■ Objective: Tally the lines below that contain "Time". The number is the whole answer.

:: Exercise input

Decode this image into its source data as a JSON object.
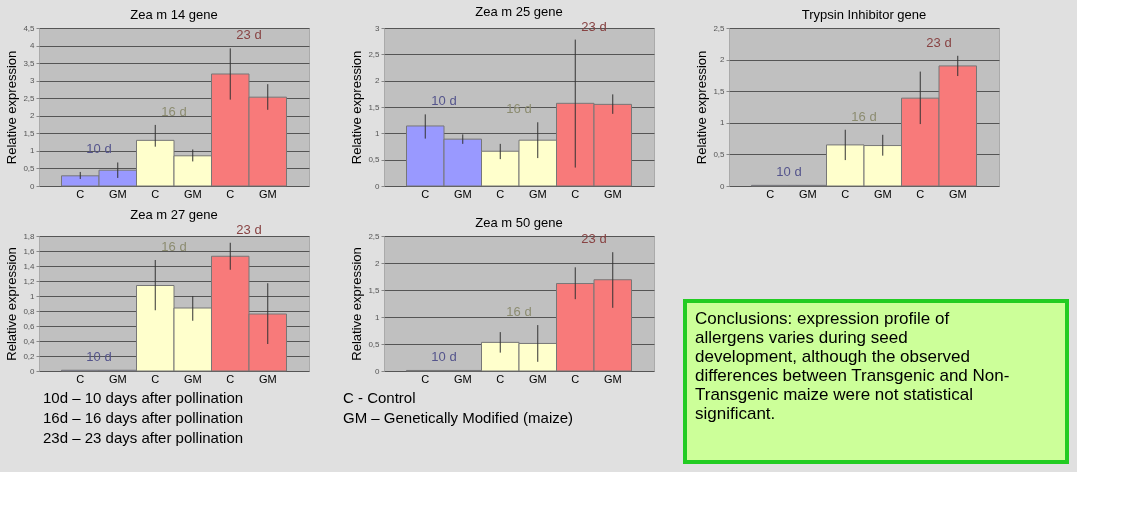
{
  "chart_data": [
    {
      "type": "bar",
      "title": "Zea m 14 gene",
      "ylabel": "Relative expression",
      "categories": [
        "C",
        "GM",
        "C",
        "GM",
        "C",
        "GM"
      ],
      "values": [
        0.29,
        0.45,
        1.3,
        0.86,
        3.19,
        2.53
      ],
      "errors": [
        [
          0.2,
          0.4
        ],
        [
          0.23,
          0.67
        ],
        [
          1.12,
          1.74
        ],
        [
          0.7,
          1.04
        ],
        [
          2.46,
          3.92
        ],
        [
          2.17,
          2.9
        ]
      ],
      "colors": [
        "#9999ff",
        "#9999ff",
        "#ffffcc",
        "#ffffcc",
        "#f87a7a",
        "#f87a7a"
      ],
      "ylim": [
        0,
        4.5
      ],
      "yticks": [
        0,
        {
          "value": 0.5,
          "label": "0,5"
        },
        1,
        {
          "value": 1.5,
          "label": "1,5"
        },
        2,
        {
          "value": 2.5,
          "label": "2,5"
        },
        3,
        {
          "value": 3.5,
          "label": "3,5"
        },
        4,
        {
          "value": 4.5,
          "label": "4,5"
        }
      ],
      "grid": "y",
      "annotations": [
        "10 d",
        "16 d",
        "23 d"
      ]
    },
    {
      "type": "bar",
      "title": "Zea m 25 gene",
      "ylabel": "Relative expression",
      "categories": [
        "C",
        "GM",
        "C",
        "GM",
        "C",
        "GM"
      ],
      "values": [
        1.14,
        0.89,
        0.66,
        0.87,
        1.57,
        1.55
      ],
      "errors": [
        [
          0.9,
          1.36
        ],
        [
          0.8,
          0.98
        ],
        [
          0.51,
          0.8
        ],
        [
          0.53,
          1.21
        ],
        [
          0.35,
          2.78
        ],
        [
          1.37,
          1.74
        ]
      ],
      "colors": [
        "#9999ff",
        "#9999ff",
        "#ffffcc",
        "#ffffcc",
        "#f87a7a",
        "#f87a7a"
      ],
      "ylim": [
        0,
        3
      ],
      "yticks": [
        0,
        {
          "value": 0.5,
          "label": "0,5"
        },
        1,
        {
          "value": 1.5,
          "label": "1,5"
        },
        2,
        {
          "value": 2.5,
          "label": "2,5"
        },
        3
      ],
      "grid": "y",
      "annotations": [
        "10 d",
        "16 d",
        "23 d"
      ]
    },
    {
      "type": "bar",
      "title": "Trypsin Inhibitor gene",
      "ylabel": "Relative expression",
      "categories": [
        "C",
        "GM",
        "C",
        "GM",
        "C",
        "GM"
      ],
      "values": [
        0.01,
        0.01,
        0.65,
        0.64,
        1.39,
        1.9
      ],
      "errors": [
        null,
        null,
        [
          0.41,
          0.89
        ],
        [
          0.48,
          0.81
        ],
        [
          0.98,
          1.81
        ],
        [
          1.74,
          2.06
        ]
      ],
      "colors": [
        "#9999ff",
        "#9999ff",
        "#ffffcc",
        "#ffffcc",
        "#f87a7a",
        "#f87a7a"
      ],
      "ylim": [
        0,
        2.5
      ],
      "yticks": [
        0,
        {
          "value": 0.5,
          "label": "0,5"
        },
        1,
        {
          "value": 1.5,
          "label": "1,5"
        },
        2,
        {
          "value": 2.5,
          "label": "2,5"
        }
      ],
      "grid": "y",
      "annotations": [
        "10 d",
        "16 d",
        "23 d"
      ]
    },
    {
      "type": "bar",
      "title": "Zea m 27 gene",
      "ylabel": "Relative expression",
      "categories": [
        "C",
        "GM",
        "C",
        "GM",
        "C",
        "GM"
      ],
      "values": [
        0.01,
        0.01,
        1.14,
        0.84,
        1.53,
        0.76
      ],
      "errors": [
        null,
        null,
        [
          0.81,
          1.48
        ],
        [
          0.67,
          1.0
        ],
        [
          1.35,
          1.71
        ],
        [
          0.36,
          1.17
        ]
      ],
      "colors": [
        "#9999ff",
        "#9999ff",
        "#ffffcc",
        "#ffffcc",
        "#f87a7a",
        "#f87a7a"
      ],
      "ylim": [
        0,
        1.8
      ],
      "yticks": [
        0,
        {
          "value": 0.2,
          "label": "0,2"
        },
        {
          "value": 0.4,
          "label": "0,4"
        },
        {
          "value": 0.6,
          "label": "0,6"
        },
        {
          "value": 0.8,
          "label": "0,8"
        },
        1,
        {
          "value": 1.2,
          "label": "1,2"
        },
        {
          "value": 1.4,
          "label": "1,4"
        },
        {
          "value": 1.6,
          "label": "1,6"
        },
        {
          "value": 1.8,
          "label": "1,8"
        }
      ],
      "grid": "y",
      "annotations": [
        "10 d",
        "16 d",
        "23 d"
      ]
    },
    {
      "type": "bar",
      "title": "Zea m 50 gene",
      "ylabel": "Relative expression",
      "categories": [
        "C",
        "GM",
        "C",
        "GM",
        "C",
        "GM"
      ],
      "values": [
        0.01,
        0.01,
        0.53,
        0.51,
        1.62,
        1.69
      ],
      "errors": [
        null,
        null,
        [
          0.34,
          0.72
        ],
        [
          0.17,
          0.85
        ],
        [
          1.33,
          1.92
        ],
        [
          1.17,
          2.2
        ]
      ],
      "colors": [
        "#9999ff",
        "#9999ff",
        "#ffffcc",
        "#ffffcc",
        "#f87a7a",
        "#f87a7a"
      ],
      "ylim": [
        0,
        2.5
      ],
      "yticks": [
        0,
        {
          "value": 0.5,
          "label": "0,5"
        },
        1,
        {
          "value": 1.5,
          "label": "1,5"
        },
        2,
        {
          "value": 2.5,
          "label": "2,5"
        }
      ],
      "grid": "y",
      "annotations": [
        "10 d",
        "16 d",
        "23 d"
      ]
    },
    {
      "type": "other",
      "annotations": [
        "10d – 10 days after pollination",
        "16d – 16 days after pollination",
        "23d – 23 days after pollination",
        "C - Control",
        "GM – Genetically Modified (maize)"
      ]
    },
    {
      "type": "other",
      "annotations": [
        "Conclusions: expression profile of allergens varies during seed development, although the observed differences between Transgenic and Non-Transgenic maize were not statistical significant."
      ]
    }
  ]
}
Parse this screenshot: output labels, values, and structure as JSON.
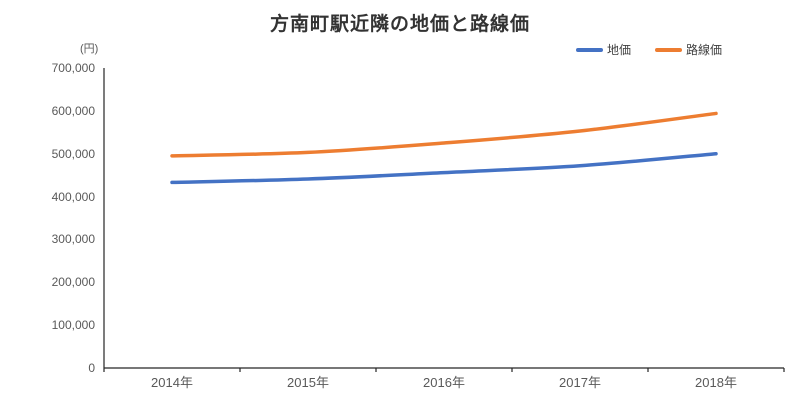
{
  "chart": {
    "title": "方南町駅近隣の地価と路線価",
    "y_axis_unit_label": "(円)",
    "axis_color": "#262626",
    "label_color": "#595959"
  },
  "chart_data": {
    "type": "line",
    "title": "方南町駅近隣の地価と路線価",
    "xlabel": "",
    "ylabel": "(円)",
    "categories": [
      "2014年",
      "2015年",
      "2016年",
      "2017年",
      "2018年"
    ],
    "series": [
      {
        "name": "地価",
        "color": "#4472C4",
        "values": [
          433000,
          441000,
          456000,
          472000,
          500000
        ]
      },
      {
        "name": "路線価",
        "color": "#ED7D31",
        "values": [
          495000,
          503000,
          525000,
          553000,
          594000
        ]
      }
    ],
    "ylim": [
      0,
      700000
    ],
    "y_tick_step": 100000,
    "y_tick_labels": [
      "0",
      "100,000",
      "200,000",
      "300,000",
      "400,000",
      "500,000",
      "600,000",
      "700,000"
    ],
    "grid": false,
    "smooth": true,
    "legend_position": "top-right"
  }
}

::::
:: Exercise input

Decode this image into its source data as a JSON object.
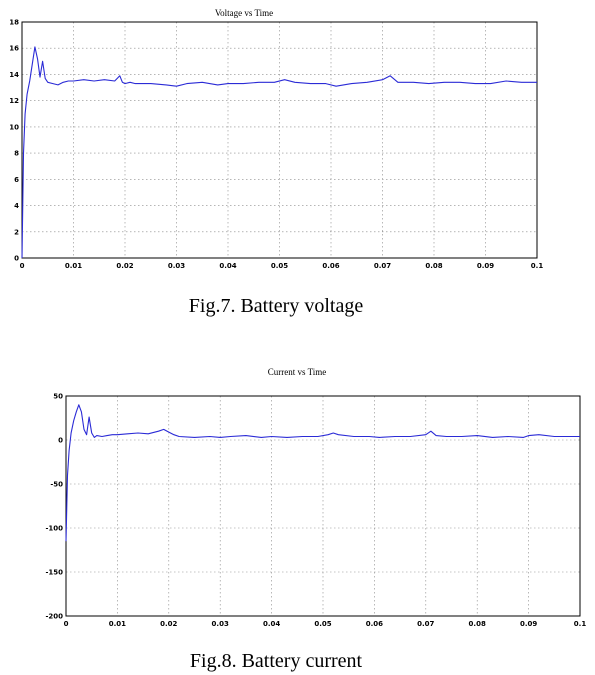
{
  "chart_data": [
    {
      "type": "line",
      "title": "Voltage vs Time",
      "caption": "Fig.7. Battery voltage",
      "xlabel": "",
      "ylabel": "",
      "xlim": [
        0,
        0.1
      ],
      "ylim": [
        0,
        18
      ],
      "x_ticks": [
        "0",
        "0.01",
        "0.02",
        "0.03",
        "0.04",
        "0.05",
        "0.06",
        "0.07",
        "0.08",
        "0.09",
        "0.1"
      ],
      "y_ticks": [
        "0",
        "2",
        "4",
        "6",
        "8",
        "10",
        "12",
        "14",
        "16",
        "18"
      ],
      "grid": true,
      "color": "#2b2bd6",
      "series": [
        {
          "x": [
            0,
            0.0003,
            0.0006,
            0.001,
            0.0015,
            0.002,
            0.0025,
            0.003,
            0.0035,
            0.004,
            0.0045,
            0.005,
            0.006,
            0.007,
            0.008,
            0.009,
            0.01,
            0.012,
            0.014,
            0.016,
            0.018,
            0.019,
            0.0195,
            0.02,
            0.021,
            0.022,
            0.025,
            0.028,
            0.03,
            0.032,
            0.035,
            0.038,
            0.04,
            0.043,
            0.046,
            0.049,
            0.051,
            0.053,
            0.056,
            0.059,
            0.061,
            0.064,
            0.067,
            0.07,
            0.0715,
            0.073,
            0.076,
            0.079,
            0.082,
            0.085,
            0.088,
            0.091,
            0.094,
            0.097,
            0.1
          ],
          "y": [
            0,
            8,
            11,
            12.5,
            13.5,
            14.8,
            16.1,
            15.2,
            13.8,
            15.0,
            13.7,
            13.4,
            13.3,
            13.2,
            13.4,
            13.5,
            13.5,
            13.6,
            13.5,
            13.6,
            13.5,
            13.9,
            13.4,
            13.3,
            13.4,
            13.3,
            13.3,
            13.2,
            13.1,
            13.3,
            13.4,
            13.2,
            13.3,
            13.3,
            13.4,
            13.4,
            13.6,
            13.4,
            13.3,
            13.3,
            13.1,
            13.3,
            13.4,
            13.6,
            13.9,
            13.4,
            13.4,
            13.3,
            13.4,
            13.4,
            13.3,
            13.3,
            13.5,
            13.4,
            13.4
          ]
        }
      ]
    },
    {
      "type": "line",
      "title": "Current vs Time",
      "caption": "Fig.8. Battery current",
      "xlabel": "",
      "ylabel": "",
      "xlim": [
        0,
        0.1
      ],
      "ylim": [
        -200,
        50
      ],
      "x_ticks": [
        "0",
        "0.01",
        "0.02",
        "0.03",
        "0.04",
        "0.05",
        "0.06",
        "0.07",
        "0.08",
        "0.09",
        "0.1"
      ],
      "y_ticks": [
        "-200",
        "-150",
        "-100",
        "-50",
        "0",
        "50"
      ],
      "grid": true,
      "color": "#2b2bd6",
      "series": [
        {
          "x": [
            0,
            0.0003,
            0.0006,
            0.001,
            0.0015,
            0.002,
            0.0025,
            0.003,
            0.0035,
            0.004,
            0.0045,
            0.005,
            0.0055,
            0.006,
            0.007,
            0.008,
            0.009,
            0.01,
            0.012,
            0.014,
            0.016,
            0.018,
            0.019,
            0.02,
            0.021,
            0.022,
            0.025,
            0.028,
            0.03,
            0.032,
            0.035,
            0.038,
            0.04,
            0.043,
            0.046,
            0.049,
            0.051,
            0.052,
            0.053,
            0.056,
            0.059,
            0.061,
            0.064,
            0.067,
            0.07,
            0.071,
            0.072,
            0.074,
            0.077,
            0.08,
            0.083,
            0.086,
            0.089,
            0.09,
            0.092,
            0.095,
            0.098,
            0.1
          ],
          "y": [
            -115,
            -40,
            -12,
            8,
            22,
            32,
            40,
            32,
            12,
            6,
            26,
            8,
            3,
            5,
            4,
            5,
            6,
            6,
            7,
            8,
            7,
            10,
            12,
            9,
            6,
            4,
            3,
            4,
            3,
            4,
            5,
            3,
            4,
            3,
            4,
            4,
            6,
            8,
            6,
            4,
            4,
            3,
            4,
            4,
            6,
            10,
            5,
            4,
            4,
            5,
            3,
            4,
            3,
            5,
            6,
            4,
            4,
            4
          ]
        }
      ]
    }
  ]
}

::::

■ Result: 2